Provided material
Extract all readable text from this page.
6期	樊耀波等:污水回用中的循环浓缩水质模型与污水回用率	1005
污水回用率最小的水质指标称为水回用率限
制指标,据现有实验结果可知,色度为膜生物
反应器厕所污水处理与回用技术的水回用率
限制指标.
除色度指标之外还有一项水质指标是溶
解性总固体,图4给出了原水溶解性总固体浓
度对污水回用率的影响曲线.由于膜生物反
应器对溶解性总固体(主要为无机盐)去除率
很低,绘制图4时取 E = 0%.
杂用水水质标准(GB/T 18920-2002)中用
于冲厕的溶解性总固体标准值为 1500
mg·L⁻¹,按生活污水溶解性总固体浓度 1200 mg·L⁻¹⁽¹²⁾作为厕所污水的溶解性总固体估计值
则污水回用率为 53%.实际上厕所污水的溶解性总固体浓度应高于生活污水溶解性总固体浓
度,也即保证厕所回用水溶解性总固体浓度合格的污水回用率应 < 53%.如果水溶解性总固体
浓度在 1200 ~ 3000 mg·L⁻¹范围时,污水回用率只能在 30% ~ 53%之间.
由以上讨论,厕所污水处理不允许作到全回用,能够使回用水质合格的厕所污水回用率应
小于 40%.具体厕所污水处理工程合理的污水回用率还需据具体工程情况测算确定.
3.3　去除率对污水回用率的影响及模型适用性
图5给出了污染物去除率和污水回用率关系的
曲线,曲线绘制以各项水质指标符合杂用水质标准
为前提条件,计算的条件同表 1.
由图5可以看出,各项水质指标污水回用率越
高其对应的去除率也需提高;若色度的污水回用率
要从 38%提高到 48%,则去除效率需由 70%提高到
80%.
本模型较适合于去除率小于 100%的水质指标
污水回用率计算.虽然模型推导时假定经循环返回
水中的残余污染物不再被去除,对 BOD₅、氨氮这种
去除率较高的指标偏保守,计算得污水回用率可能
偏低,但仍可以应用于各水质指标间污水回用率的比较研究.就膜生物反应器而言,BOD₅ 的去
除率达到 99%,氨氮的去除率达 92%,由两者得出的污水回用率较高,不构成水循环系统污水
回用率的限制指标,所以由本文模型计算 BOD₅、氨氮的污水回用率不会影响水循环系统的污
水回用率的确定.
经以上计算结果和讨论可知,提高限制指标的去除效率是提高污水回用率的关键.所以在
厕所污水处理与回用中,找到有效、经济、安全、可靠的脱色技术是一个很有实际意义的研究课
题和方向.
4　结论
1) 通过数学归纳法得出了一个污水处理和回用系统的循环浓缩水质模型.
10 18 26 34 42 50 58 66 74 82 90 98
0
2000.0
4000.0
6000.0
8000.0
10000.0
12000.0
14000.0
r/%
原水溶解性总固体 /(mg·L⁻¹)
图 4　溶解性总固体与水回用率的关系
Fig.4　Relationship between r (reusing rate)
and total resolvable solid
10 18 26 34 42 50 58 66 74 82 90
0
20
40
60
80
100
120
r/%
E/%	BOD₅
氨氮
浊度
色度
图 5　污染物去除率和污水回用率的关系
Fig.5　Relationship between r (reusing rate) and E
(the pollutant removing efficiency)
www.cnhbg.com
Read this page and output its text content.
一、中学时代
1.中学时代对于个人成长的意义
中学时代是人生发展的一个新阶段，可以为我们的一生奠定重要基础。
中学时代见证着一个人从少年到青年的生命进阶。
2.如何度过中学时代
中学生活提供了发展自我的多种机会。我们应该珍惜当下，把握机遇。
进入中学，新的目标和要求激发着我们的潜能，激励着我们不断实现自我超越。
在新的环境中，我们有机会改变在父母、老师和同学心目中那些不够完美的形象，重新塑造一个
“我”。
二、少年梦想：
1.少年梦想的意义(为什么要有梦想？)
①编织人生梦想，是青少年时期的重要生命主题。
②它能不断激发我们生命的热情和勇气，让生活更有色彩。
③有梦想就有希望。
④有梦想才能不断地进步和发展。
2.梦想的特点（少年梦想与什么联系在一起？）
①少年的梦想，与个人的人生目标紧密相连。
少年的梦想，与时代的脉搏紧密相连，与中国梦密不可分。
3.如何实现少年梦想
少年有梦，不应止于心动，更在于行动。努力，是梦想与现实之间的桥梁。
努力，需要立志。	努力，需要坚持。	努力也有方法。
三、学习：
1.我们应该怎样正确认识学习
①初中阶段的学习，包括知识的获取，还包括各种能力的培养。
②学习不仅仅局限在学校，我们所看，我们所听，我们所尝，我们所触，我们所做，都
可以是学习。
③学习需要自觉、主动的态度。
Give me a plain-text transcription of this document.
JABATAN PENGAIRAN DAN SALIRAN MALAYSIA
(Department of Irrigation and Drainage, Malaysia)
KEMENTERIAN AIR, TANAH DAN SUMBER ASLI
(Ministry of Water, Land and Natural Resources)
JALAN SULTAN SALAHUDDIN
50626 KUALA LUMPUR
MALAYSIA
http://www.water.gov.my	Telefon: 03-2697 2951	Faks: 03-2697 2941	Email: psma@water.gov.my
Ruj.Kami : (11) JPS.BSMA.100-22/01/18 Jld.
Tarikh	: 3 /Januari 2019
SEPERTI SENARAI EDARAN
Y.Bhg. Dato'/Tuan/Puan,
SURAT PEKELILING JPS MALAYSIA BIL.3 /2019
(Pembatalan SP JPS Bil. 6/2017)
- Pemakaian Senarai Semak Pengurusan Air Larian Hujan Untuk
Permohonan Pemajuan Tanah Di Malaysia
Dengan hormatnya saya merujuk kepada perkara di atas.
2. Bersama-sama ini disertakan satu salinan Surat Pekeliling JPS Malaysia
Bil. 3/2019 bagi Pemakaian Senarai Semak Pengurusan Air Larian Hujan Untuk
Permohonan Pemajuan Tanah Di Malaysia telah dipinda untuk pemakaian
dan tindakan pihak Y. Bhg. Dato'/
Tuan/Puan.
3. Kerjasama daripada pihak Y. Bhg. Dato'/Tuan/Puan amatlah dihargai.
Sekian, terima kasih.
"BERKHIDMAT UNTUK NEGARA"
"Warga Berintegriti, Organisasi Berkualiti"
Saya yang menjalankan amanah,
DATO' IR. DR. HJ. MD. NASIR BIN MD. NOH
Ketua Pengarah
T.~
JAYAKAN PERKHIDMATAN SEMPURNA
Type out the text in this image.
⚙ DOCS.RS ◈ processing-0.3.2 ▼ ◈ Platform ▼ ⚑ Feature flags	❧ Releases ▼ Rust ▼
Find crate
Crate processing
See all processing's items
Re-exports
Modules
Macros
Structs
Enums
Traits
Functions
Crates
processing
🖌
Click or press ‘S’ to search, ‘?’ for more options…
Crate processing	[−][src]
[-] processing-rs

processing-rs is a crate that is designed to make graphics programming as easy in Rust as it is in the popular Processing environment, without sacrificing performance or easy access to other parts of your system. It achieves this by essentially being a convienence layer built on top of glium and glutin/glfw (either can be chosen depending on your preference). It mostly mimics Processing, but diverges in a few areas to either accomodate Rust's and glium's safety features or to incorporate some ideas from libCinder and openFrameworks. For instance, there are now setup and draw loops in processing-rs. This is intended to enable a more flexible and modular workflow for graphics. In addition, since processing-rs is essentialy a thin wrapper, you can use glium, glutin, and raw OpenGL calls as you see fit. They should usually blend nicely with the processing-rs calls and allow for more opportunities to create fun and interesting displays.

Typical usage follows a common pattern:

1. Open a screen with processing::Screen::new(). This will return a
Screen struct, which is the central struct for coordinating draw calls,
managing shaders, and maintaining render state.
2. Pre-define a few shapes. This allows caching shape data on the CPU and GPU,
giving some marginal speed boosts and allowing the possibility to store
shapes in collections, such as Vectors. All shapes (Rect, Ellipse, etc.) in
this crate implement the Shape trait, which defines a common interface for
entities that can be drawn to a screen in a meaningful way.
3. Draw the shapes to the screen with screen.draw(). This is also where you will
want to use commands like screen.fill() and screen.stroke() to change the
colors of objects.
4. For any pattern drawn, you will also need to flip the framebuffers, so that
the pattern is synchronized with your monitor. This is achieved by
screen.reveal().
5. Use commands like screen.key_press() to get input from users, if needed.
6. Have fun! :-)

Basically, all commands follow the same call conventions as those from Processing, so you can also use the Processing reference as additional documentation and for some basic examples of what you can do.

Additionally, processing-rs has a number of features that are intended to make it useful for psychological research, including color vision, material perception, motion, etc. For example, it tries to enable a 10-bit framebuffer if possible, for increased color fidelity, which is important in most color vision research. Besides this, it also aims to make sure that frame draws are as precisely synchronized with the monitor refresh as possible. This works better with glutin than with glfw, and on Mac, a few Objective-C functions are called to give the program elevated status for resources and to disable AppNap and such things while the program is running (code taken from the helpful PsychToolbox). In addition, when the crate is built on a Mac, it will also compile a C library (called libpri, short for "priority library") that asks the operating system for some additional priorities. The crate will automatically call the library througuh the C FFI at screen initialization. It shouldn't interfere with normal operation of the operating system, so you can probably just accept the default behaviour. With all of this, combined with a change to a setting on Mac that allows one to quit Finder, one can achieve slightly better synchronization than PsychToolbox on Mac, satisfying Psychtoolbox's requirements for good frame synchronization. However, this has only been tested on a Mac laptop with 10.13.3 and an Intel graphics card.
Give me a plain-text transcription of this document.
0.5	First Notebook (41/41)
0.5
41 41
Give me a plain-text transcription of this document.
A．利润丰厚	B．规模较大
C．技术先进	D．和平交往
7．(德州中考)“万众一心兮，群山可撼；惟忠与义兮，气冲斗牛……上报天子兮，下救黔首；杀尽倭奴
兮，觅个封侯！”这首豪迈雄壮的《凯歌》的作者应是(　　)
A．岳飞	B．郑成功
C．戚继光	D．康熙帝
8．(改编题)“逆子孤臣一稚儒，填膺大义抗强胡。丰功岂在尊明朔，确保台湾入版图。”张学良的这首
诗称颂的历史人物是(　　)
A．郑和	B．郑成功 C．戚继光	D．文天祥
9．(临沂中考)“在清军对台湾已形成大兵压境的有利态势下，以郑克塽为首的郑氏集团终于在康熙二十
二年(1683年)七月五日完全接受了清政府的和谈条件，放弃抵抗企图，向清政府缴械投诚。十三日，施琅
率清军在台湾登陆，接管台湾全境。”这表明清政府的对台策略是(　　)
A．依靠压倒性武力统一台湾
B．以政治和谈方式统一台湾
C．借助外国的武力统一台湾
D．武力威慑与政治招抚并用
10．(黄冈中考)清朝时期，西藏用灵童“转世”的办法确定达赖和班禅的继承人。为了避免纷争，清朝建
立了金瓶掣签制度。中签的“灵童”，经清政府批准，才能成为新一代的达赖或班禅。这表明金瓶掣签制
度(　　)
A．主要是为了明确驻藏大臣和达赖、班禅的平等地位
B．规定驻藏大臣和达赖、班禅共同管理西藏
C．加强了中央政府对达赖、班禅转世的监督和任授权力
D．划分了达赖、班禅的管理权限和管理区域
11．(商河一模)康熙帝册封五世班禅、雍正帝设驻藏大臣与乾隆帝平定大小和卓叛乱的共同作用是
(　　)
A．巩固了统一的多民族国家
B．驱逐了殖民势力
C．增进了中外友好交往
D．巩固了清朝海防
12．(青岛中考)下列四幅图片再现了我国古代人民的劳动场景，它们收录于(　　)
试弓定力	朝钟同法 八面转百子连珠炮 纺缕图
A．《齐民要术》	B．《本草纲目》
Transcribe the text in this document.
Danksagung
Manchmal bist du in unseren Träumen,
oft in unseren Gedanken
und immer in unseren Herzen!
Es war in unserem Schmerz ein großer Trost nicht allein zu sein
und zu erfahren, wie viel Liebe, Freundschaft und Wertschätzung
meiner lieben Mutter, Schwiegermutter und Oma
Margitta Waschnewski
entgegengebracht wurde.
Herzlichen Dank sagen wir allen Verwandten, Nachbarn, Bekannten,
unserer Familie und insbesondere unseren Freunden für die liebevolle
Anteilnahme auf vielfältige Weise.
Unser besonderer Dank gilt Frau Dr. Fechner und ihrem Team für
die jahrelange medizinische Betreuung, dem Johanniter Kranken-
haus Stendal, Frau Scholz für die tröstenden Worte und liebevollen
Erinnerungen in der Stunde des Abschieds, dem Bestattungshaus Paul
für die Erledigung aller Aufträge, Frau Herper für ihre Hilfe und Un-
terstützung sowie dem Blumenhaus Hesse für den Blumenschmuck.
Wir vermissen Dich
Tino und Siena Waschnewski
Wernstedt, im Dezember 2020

Instruction
Tally up the lines in the records containing the word "change", then give the count and nothing else.

Written response
2